[Entries from a dataset]

***

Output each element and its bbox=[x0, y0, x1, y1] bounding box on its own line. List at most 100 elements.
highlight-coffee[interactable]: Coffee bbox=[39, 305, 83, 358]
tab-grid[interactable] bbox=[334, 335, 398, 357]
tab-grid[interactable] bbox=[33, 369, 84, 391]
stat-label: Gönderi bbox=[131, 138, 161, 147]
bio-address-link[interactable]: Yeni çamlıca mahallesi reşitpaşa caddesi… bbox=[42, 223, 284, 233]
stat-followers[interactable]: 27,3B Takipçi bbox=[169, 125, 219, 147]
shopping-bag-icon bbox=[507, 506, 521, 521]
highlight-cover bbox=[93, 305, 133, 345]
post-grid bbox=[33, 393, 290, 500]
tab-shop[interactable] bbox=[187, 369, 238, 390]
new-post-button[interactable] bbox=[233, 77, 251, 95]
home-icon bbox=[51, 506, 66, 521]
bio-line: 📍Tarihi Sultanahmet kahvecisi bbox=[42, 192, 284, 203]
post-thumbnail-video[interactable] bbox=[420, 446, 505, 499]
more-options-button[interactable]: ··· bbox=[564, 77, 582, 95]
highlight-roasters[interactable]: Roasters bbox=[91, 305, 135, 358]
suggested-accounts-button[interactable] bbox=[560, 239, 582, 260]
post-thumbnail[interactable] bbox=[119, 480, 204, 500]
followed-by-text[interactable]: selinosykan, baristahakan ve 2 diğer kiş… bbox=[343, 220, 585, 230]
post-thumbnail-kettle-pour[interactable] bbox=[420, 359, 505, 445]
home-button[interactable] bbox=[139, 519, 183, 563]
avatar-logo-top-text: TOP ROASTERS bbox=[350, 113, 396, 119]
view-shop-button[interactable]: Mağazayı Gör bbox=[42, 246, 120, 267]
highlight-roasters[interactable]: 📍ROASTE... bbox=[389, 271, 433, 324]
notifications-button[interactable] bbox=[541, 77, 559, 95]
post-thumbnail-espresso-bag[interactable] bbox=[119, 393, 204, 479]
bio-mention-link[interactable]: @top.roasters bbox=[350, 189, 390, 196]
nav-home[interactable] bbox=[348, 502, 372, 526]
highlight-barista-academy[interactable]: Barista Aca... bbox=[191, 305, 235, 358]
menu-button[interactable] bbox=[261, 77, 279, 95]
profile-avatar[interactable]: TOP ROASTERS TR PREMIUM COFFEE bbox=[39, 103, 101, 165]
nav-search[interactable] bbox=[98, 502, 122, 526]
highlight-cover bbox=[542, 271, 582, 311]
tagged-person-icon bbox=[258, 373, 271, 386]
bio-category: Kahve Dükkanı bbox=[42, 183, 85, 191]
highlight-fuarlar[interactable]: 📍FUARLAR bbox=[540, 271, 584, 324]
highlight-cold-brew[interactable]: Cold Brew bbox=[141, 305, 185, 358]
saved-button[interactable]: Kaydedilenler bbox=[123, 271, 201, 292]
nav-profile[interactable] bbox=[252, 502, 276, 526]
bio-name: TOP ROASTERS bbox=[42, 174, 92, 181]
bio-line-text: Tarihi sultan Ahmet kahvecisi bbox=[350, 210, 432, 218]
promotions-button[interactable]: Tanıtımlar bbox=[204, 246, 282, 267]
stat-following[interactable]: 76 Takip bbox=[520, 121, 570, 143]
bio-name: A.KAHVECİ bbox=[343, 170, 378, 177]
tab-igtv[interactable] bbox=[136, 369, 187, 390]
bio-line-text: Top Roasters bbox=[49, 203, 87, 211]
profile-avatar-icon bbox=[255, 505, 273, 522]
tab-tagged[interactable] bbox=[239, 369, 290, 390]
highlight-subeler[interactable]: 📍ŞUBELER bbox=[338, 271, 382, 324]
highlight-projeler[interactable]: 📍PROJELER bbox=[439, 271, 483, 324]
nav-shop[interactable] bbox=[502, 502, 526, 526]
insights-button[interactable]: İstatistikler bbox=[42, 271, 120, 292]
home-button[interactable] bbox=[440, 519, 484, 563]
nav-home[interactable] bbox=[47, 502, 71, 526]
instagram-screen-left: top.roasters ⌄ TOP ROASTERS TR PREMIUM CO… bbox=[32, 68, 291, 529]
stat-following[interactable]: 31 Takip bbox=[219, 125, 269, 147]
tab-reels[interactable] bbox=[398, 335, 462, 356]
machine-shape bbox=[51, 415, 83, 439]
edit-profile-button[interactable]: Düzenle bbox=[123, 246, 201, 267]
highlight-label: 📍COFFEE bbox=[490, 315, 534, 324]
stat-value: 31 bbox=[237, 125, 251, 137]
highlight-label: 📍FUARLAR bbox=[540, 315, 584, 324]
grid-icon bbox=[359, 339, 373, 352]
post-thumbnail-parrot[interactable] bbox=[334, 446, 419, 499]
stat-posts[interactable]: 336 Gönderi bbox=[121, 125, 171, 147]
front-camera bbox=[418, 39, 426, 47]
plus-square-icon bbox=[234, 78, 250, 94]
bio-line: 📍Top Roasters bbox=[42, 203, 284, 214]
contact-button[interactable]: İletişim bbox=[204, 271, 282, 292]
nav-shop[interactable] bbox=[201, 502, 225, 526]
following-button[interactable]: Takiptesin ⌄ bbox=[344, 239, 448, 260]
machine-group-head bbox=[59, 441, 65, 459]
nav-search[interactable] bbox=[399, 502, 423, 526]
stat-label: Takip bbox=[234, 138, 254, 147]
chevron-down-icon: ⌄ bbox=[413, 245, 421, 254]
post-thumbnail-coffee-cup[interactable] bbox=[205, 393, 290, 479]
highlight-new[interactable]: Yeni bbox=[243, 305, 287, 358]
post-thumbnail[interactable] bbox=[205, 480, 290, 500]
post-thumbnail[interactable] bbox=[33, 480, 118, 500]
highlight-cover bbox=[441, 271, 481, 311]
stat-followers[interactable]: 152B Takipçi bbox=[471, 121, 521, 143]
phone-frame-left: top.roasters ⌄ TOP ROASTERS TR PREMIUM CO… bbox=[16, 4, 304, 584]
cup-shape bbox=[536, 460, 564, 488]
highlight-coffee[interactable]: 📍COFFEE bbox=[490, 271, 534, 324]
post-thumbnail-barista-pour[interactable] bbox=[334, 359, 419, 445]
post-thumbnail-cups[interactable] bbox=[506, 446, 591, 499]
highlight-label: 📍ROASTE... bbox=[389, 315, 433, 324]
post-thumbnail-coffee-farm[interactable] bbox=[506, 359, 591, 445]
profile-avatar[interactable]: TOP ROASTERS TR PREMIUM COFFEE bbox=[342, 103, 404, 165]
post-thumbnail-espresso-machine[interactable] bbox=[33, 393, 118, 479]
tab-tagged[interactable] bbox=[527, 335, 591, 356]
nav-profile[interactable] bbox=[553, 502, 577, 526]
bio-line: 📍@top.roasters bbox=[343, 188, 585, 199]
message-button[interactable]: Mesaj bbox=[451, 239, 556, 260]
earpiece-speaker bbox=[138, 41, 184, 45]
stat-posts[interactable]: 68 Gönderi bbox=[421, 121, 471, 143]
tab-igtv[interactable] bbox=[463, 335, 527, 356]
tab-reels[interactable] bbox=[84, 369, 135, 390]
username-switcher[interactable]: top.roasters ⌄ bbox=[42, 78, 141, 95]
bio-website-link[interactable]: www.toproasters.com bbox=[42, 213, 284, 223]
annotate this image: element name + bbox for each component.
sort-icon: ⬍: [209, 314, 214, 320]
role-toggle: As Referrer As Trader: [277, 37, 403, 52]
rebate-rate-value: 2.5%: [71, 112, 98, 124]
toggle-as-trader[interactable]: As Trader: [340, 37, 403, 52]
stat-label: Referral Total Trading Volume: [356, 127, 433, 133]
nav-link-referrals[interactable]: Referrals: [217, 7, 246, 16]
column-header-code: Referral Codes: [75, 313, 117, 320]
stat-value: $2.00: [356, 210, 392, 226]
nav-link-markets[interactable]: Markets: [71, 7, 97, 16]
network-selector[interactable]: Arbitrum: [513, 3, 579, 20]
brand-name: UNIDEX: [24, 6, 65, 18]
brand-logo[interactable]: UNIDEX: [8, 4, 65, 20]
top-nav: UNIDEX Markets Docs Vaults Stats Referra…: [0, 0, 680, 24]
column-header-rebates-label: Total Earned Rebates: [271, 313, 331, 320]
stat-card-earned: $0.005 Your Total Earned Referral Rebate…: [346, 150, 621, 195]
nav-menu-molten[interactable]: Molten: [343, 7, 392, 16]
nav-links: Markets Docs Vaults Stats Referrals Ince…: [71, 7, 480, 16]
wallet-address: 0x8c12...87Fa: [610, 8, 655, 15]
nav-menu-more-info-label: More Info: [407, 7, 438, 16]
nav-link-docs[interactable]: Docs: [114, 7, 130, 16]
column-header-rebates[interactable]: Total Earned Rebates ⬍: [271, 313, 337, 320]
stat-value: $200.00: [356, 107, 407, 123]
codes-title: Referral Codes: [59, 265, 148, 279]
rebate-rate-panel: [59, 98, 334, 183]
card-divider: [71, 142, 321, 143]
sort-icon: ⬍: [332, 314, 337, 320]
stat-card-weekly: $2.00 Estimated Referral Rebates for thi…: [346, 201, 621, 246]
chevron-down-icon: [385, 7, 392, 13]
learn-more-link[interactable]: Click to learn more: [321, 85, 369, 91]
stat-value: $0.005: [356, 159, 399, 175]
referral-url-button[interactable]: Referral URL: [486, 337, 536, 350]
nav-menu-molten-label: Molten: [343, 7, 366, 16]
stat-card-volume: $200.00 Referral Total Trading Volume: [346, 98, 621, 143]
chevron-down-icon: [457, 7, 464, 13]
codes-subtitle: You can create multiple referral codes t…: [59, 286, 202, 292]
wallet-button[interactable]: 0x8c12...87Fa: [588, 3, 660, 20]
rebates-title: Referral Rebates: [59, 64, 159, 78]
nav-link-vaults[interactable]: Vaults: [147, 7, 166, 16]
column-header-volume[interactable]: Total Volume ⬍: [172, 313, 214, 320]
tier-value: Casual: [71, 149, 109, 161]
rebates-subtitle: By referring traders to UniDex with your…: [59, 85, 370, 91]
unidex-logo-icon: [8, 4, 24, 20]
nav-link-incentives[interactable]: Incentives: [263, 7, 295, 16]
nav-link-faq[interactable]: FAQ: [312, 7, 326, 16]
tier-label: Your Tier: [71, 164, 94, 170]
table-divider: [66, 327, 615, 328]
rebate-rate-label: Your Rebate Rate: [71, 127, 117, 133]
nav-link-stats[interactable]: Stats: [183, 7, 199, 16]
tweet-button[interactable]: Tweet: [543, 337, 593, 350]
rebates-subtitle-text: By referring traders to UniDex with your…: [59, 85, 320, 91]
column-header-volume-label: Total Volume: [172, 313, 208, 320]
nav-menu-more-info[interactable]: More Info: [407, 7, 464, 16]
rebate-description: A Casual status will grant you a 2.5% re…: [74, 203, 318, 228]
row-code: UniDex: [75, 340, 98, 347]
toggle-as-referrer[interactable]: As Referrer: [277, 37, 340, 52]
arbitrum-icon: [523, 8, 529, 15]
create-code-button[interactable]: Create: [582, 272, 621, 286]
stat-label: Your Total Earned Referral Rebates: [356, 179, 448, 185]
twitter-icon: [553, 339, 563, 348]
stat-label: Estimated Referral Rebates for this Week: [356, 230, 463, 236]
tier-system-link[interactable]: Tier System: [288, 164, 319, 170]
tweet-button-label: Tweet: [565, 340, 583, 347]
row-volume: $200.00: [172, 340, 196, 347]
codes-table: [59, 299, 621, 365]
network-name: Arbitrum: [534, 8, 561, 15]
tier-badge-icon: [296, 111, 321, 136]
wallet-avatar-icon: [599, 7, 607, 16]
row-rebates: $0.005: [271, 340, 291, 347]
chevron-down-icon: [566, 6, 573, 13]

***

**GIVEN INSTRUCTION**.
Extract every line of the records from the start through the line containing "highlight-barista-academy[interactable]: Barista Aca...", including that line, and reproduce each one verbatim.

**EXPECTED OUTPUT**.
Output each element and its bbox=[x0, y0, x1, y1] bounding box on its own line. List at most 100 elements.
highlight-coffee[interactable]: Coffee bbox=[39, 305, 83, 358]
tab-grid[interactable] bbox=[334, 335, 398, 357]
tab-grid[interactable] bbox=[33, 369, 84, 391]
stat-label: Gönderi bbox=[131, 138, 161, 147]
bio-address-link[interactable]: Yeni çamlıca mahallesi reşitpaşa caddesi… bbox=[42, 223, 284, 233]
stat-followers[interactable]: 27,3B Takipçi bbox=[169, 125, 219, 147]
shopping-bag-icon bbox=[507, 506, 521, 521]
highlight-cover bbox=[93, 305, 133, 345]
post-grid bbox=[33, 393, 290, 500]
tab-shop[interactable] bbox=[187, 369, 238, 390]
new-post-button[interactable] bbox=[233, 77, 251, 95]
home-icon bbox=[51, 506, 66, 521]
bio-line: 📍Tarihi Sultanahmet kahvecisi bbox=[42, 192, 284, 203]
post-thumbnail-video[interactable] bbox=[420, 446, 505, 499]
more-options-button[interactable]: ··· bbox=[564, 77, 582, 95]
highlight-roasters[interactable]: Roasters bbox=[91, 305, 135, 358]
suggested-accounts-button[interactable] bbox=[560, 239, 582, 260]
post-thumbnail[interactable] bbox=[119, 480, 204, 500]
followed-by-text[interactable]: selinosykan, baristahakan ve 2 diğer kiş… bbox=[343, 220, 585, 230]
post-thumbnail-kettle-pour[interactable] bbox=[420, 359, 505, 445]
home-button[interactable] bbox=[139, 519, 183, 563]
avatar-logo-top-text: TOP ROASTERS bbox=[350, 113, 396, 119]
view-shop-button[interactable]: Mağazayı Gör bbox=[42, 246, 120, 267]
highlight-roasters[interactable]: 📍ROASTE... bbox=[389, 271, 433, 324]
notifications-button[interactable] bbox=[541, 77, 559, 95]
post-thumbnail-espresso-bag[interactable] bbox=[119, 393, 204, 479]
bio-mention-link[interactable]: @top.roasters bbox=[350, 189, 390, 196]
nav-home[interactable] bbox=[348, 502, 372, 526]
highlight-barista-academy[interactable]: Barista Aca... bbox=[191, 305, 235, 358]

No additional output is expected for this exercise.